Find each line holding "때문이다" and copy it out.

Records to process:
==============================
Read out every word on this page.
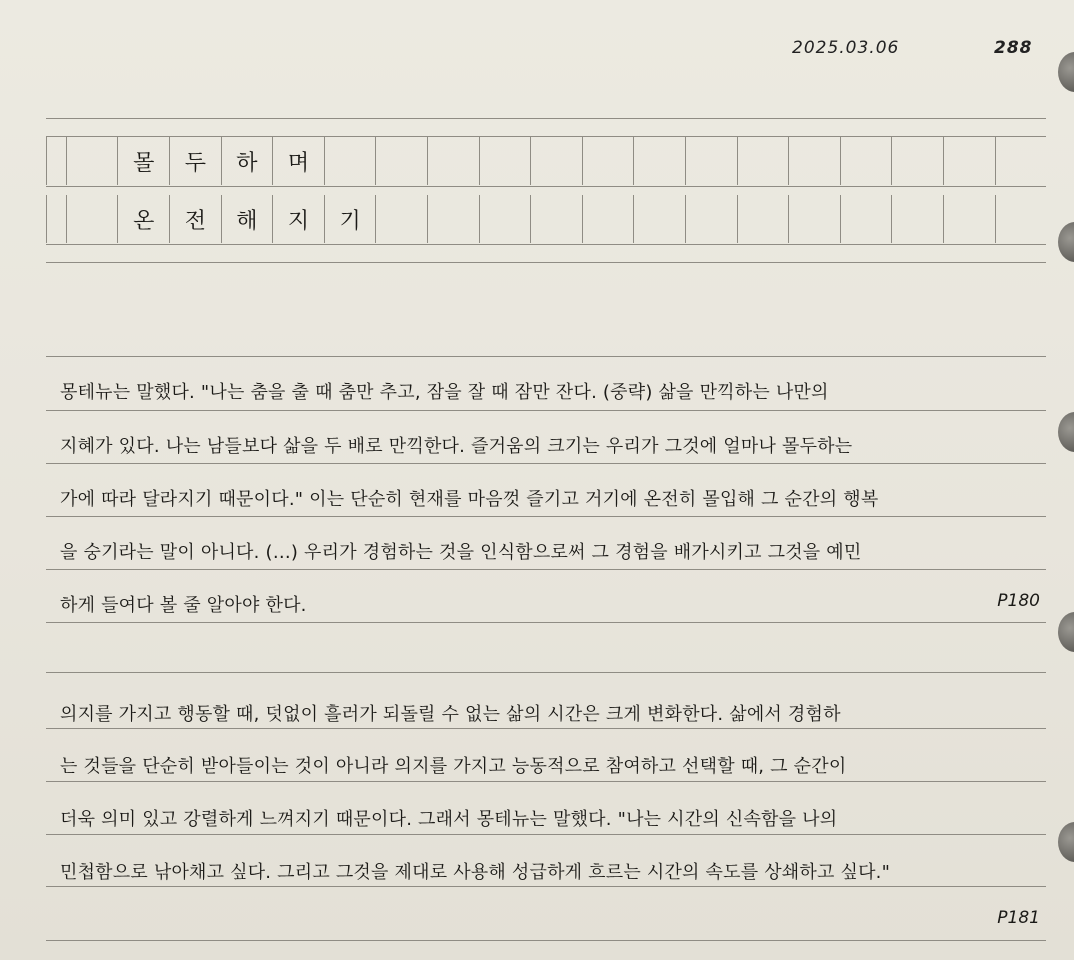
2025.03.06	288
몰	두	하	며
온	전	해	지	기
몽테뉴는 말했다. "나는 춤을 출 때 춤만 추고, 잠을 잘 때 잠만 잔다. (중략) 삶을 만끽하는 나만의
지혜가 있다. 나는 남들보다 삶을 두 배로 만끽한다. 즐거움의 크기는 우리가 그것에 얼마나 몰두하는
가에 따라 달라지기 때문이다." 이는 단순히 현재를 마음껏 즐기고 거기에 온전히 몰입해 그 순간의 행복
을 숭기라는 말이 아니다. (…) 우리가 경험하는 것을 인식함으로써 그 경험을 배가시키고 그것을 예민
하게 들여다 볼 줄 알아야 한다.	P180
의지를 가지고 행동할 때, 덧없이 흘러가 되돌릴 수 없는 삶의 시간은 크게 변화한다. 삶에서 경험하
는 것들을 단순히 받아들이는 것이 아니라 의지를 가지고 능동적으로 참여하고 선택할 때, 그 순간이
더욱 의미 있고 강렬하게 느껴지기 때문이다. 그래서 몽테뉴는 말했다. "나는 시간의 신속함을 나의
민첩함으로 낚아채고 싶다. 그리고 그것을 제대로 사용해 성급하게 흐르는 시간의 속도를 상쇄하고 싶다."
P181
==============================
Exercise output:
가에 따라 달라지기 때문이다." 이는 단순히 현재를 마음껏 즐기고 거기에 온전히 몰입해 그 순간의 행복
더욱 의미 있고 강렬하게 느껴지기 때문이다. 그래서 몽테뉴는 말했다. "나는 시간의 신속함을 나의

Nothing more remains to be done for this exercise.